[Dataset excerpt]
+ + + + +
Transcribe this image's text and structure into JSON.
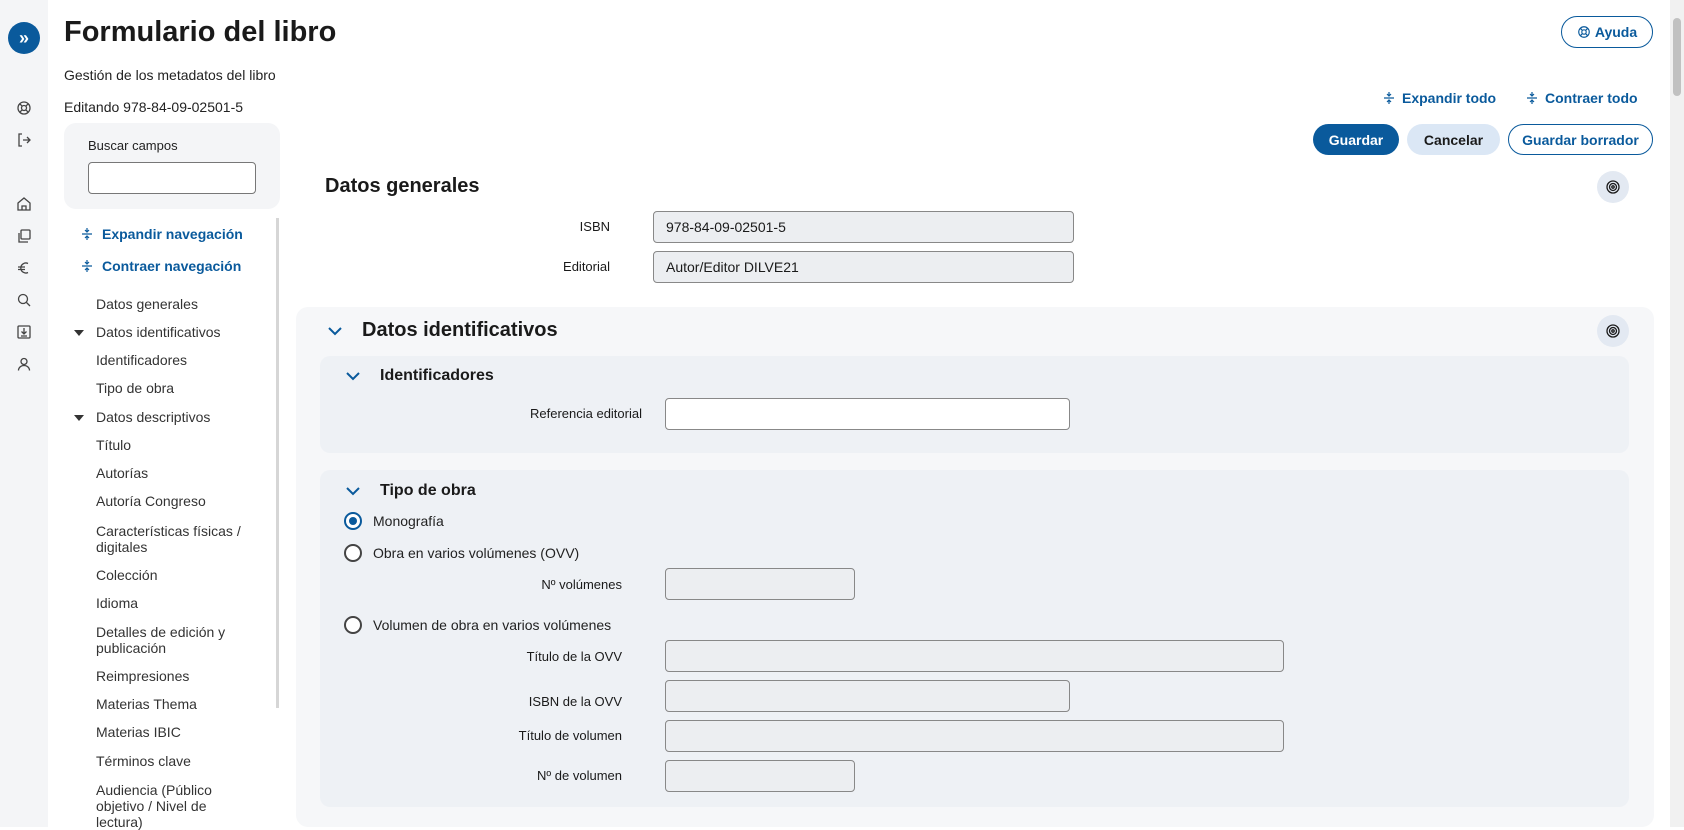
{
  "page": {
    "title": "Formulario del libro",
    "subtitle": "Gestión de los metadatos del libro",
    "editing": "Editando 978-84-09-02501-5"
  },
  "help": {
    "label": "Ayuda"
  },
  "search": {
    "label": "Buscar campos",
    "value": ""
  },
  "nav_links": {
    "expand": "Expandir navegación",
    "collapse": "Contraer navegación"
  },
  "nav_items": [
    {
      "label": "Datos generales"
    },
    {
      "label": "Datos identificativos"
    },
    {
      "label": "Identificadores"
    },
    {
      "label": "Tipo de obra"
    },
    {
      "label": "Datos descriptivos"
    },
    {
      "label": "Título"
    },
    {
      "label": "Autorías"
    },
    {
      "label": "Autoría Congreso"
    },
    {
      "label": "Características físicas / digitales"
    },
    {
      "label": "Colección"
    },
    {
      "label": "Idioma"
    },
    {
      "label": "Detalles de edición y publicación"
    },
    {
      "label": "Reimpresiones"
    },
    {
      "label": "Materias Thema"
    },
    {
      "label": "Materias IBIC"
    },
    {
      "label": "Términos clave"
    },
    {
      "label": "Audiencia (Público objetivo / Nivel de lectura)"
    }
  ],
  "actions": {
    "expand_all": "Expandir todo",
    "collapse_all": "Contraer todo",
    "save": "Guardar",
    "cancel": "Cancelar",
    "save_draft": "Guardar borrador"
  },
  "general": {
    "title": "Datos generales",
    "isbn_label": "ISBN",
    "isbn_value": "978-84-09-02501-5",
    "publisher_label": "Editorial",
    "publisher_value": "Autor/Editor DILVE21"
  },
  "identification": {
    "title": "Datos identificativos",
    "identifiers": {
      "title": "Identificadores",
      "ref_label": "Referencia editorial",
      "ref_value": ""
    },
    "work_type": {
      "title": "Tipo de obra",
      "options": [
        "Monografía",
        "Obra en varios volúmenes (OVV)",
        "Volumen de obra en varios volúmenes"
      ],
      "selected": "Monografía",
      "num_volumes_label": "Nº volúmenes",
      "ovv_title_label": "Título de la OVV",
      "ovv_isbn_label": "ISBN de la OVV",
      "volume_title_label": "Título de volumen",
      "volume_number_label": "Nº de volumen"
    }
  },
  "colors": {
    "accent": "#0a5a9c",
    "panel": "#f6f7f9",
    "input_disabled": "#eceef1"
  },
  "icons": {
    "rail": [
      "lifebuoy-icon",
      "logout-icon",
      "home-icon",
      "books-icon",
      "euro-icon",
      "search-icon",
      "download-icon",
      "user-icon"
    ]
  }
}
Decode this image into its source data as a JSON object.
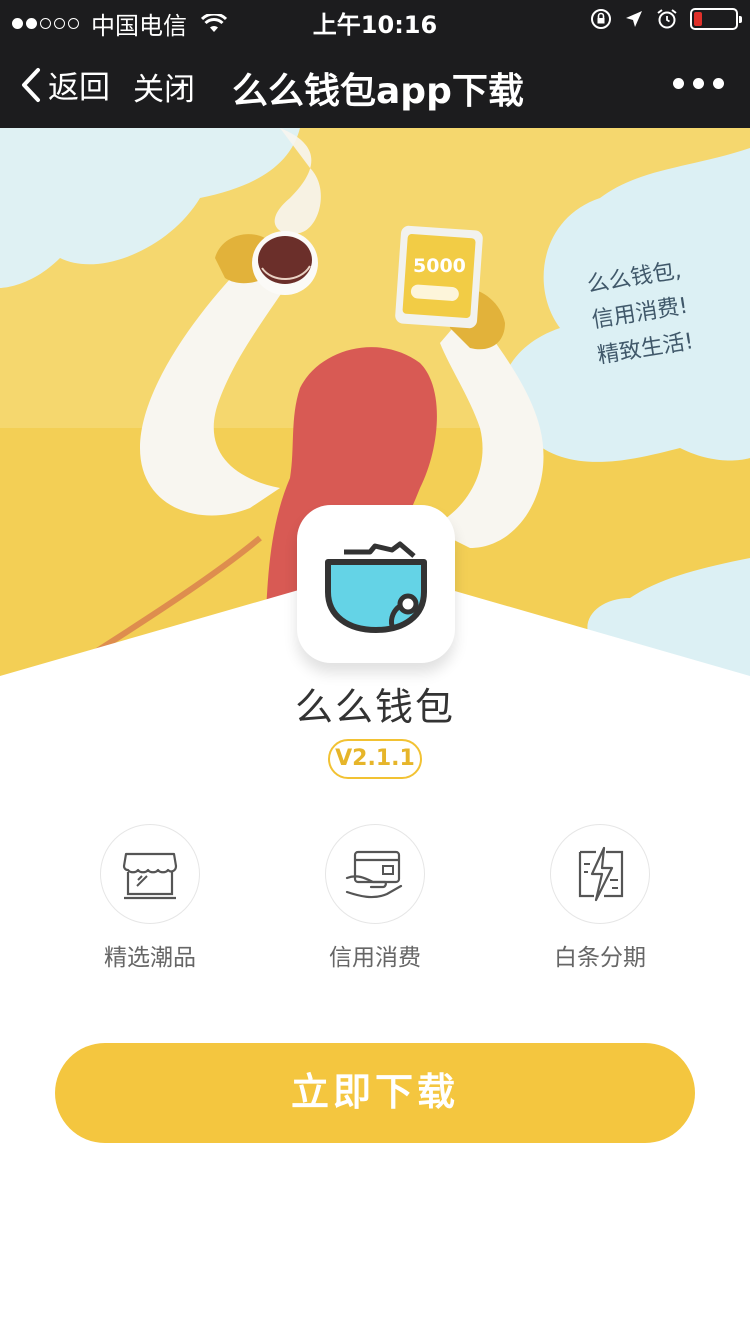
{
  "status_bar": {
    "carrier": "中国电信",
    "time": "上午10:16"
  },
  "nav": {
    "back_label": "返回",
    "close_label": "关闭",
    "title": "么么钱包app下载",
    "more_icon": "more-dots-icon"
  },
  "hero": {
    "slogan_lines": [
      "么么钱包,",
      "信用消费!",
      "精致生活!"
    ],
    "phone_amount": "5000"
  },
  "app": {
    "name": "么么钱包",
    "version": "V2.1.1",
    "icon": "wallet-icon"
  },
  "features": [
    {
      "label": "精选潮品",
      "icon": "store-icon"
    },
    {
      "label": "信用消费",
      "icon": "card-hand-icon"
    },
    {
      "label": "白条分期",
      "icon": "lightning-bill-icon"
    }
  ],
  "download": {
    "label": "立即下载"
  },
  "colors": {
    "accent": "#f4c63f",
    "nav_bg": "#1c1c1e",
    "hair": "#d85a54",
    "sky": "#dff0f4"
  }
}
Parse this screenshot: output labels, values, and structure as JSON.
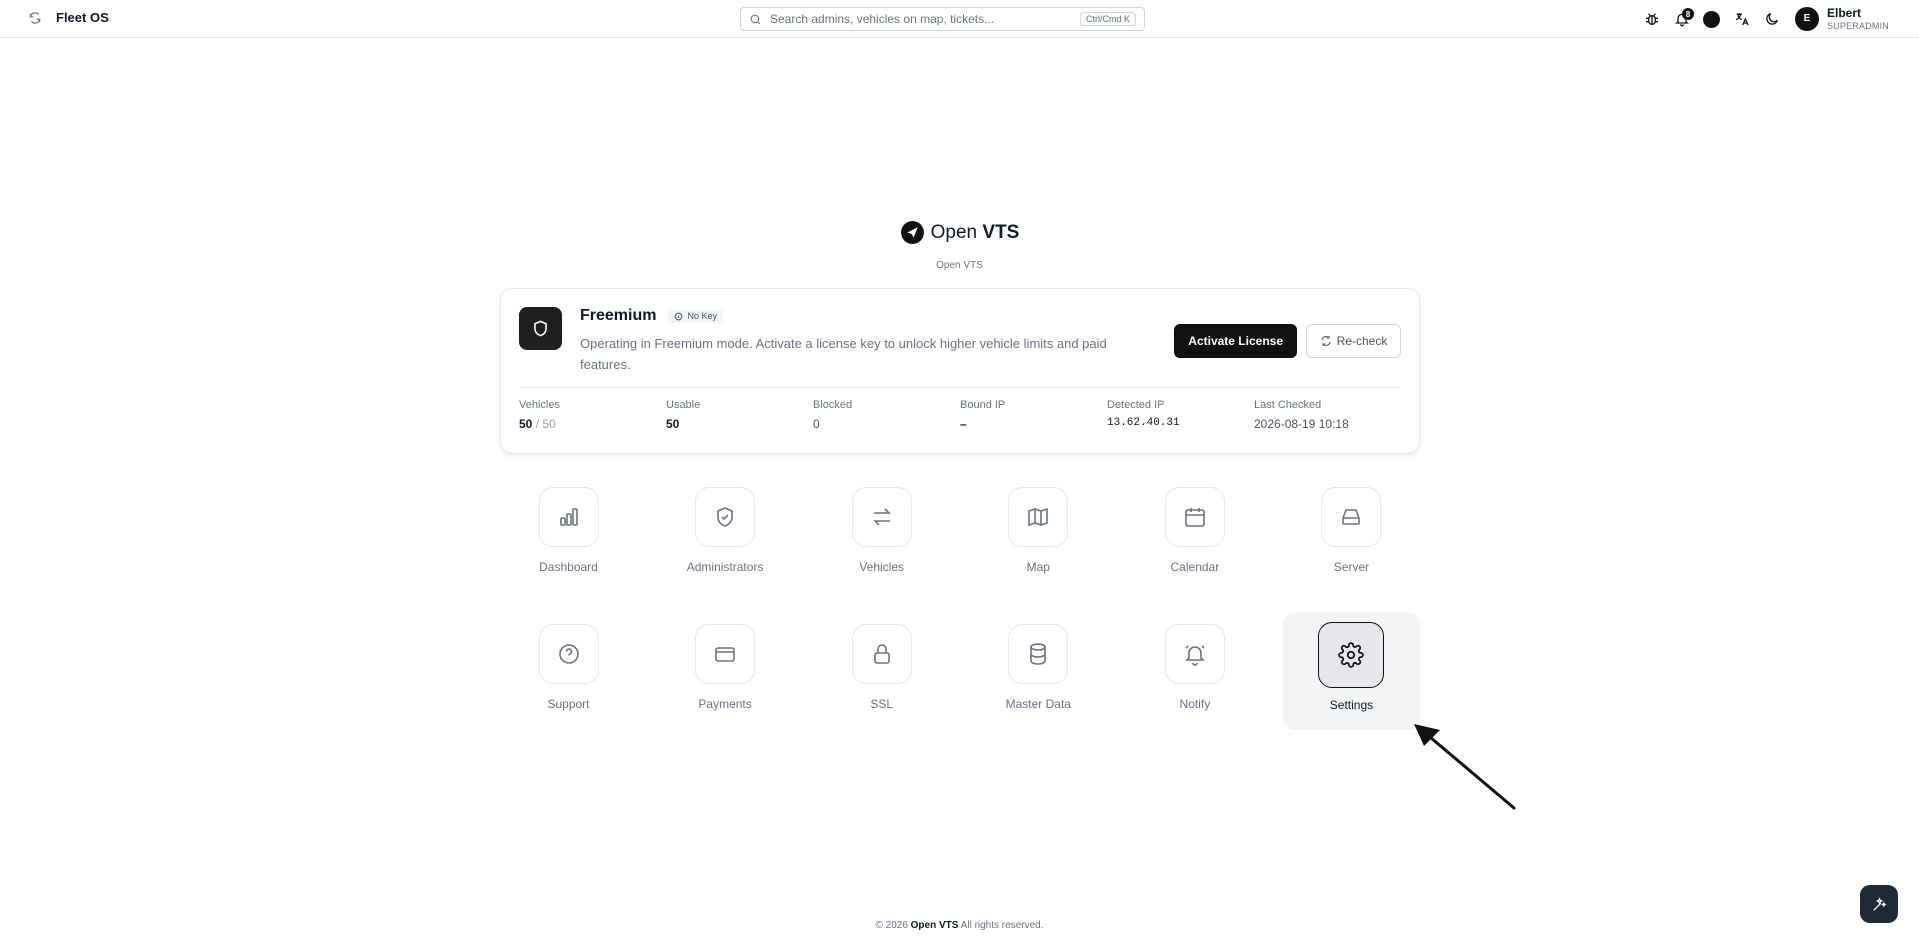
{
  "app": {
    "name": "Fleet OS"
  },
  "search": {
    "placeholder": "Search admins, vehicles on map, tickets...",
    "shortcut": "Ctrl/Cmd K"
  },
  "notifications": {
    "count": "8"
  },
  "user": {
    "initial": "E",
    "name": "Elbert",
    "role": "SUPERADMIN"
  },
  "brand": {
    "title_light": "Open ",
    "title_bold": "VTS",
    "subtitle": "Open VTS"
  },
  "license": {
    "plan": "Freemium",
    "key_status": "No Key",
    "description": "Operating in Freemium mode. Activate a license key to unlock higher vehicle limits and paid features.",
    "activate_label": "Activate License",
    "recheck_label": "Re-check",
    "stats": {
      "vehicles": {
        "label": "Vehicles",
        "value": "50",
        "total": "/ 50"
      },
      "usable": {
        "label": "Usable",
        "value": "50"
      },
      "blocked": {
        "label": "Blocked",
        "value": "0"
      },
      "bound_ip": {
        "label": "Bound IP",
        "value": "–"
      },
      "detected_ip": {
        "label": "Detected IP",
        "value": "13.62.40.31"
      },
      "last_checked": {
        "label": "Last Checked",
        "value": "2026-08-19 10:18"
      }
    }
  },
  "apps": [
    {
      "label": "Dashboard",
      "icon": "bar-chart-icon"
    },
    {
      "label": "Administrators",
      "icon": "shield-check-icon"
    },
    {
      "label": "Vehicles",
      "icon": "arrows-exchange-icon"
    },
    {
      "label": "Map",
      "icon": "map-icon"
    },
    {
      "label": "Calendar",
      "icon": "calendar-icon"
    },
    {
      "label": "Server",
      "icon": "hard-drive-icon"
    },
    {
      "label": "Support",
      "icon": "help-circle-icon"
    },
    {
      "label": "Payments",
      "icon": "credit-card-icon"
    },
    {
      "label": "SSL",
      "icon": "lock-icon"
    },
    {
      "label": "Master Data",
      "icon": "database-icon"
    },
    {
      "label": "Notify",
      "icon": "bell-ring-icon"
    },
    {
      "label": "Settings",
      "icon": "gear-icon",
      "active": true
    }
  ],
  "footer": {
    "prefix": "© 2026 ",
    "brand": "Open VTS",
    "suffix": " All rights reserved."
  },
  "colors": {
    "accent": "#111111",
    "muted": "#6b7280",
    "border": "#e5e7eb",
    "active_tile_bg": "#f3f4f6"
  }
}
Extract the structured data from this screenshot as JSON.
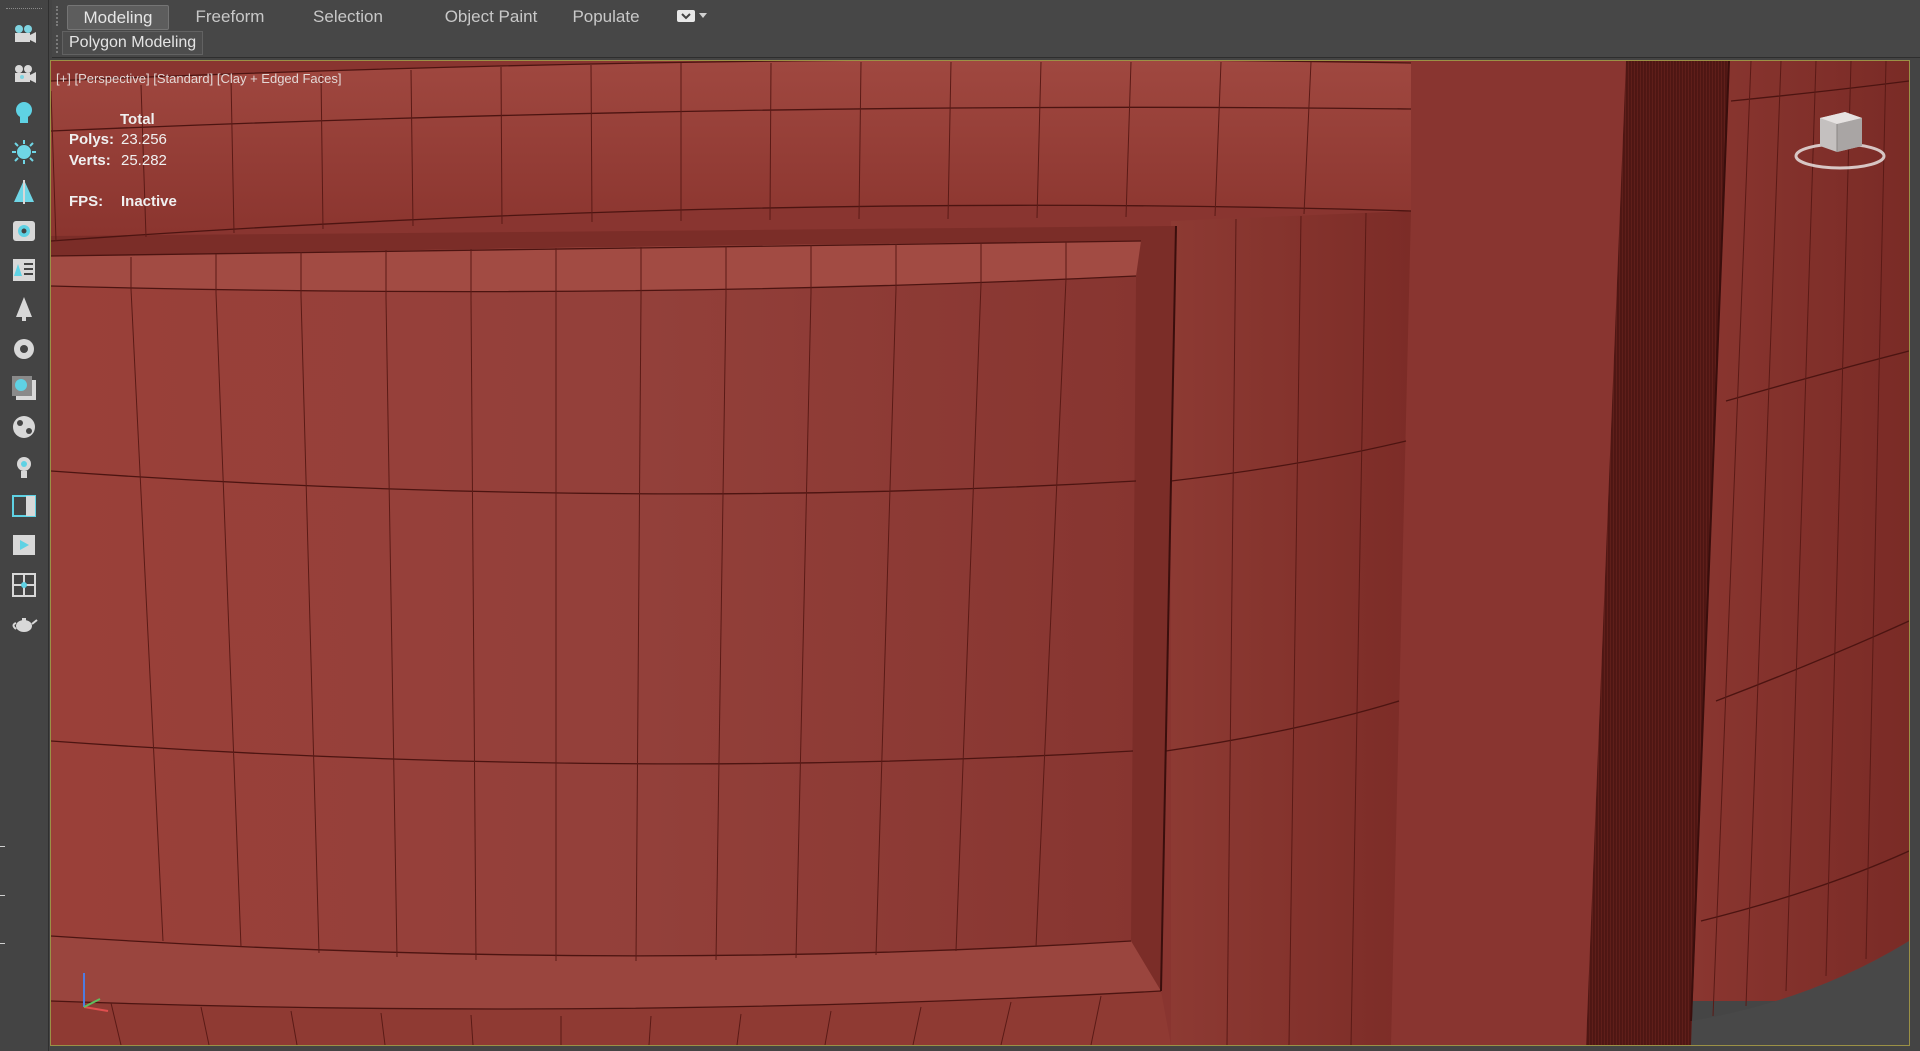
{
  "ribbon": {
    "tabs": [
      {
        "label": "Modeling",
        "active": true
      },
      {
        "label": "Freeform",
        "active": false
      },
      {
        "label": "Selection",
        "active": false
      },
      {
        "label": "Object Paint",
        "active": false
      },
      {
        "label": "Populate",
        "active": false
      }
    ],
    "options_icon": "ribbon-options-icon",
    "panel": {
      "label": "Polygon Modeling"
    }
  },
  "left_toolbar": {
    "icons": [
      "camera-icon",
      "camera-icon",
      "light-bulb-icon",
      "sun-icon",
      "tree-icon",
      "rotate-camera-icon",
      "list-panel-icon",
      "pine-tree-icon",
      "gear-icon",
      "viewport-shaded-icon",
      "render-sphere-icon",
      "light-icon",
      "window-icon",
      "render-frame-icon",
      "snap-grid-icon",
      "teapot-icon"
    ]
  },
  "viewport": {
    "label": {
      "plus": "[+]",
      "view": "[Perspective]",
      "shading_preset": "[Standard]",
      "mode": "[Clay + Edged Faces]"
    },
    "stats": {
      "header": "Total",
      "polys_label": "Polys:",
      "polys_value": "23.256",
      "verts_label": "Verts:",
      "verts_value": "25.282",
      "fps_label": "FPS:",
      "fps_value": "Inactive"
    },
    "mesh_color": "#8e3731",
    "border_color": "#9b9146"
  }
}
+ + + + +
From the listing, copy every line where the string "accent" appears.

The result:
    "accent": "#0a5a9c",
    "accent": "#f4c63f",
    "accent": "#111111",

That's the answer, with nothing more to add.